#### TEXTAUSZUG:

Ich komme zwar aus Altenau aber kenne dennoch nicht alle Wege, speziell richtung Seesen bin ich noch nicht unterwegs gewesen.
Kann den kauf nur empfehlen, nur nach den Wegweisern zu fahren war mir zu anstrengend, wenn man die Tour grob im Kopf hat, wird es einfacher.
VG
Christian


----------



## roterOberharzer (7. Juli 2005)

HarzerUrstoff schrieb:
			
		

> nach dem was ich gesehen habe. Sind die Touren nur in Fahrtrichtung ausgeschildert, wer mal andersrum radeln will viel Spass



Manchmal macht es schon Spass in Fahrtrichtung zu fahren.

#### BEREITGESTELLTE ANGABEN:
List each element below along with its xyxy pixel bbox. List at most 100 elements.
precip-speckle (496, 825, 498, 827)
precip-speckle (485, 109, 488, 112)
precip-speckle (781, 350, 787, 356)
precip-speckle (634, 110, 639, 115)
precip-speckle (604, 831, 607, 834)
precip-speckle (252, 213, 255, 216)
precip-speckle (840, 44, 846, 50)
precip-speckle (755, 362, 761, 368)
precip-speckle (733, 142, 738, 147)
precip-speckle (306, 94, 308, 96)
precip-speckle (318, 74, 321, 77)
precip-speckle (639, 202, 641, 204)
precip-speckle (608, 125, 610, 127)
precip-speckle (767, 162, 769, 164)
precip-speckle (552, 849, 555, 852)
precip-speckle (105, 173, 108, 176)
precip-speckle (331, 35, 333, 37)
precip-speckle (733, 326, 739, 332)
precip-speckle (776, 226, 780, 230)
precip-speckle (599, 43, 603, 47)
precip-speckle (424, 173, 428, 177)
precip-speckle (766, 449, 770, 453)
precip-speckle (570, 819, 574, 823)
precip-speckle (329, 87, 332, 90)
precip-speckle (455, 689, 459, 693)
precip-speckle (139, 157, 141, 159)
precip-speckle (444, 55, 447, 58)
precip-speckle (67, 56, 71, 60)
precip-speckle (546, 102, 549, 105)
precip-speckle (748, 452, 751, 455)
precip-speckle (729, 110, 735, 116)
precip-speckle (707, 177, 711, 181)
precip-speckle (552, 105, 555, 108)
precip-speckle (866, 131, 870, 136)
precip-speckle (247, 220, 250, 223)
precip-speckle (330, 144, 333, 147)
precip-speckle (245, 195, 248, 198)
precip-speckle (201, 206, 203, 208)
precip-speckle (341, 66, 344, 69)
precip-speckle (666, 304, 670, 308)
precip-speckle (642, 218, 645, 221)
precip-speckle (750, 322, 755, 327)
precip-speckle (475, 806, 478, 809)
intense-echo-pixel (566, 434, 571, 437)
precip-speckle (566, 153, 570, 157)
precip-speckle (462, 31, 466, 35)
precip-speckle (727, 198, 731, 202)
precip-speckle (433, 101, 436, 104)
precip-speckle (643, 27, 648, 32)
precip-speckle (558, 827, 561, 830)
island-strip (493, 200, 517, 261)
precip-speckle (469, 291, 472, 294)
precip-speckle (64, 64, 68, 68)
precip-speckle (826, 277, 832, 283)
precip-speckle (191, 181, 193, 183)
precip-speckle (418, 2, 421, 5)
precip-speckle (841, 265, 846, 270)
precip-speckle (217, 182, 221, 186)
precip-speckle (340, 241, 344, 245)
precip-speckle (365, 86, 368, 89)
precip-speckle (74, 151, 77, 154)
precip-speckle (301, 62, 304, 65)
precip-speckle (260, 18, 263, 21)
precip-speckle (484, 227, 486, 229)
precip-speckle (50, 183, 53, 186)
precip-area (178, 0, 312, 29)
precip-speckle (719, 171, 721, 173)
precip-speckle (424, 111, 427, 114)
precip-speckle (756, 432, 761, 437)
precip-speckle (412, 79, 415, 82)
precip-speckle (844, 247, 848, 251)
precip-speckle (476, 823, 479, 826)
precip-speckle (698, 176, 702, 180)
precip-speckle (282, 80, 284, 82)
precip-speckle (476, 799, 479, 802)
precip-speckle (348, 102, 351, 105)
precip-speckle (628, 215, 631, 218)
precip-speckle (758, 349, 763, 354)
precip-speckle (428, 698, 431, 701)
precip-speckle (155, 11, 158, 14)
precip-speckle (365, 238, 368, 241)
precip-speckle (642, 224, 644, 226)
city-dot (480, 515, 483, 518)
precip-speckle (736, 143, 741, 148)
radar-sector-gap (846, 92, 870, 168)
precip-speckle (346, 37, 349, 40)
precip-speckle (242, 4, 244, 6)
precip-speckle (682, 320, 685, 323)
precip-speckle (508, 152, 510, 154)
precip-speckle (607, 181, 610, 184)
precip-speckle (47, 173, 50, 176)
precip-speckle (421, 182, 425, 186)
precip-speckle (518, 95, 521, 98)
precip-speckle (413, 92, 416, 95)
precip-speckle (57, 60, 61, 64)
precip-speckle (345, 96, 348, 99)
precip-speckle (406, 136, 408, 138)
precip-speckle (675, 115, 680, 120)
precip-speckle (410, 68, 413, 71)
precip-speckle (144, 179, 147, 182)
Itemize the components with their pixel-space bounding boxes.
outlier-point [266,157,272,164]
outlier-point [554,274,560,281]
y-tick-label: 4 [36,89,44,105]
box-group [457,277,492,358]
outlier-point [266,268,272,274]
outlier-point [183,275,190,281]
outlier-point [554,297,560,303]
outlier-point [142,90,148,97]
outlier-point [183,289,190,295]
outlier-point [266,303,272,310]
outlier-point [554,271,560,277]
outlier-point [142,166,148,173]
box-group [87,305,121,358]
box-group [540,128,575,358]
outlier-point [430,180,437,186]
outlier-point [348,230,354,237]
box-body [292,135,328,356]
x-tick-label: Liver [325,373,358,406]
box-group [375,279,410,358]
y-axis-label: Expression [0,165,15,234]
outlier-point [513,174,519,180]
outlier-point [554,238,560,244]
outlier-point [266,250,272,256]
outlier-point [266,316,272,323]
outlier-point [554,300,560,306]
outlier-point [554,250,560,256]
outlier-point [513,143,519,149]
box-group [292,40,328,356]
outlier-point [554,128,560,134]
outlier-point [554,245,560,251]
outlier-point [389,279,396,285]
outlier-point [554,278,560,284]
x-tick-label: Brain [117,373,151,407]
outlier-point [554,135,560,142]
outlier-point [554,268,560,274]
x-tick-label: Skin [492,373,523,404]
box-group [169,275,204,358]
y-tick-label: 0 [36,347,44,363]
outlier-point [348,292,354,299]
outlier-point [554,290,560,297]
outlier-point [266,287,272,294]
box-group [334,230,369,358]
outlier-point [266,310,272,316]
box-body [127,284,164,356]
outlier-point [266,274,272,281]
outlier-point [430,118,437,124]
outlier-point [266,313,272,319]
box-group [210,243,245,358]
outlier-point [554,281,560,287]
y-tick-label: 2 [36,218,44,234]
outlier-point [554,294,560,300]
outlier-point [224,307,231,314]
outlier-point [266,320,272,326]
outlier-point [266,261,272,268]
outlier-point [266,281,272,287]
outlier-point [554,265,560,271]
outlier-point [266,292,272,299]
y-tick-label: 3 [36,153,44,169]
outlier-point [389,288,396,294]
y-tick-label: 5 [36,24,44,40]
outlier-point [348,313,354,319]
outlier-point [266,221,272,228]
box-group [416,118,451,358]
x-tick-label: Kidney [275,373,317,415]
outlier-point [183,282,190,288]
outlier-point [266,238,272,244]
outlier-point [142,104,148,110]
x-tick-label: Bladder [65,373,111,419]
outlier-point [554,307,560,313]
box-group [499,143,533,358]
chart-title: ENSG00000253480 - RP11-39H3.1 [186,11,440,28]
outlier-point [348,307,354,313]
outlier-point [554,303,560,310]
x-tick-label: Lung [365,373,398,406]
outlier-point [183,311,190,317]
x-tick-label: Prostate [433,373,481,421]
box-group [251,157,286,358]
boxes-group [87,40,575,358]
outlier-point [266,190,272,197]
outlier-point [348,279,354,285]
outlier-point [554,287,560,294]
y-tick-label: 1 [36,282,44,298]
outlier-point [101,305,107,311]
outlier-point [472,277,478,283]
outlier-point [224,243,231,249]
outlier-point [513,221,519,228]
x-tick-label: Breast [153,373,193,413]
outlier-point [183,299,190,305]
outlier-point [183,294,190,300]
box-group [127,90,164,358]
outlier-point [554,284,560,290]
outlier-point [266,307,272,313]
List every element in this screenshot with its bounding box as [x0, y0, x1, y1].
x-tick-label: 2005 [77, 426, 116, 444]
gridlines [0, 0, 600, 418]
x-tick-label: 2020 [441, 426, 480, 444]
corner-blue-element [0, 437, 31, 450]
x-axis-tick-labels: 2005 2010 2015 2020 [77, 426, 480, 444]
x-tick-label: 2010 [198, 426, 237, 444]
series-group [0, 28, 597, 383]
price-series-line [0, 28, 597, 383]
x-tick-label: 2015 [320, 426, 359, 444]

#### ZU ERLEDIGEN:
- 1) In welche Richtung ist der Verfasser des ersten Beitrags im Textauszug laut eigener Aussage noch nicht unterwegs gewesen?
- 2) Gib den Absatz des Textauszugs, der mit „Ich komme zwar aus Altenau“ beginnt, als kurze Stichpunktliste wieder, ohne seine wesentlichen Aussagen zu verlieren.
- 3) Schreibe aus dem Textauszug den Abschnitt von "Ich komme zwar" bis "wird es einfacher." wortgetreu ab.

#### ENDGÜLTIGE LÖSUNGEN:
- 1) Richtung Seesen.

- 2)
- Kommt aus Altenau, kennt aber nicht alle Wege, besonders nicht Richtung Seesen
- Empfiehlt den Kauf
- Nur nach den Wegweisern zu fahren war zu anstrengend
- Mit der Tour grob im Kopf wird es einfacher

- 3)
Ich komme zwar aus Altenau aber kenne dennoch nicht alle Wege, speziell richtung Seesen bin ich noch nicht unterwegs gewesen.
Kann den kauf nur empfehlen, nur nach den Wegweisern zu fahren war mir zu anstrengend, wenn man die Tour grob im Kopf hat, wird es einfacher.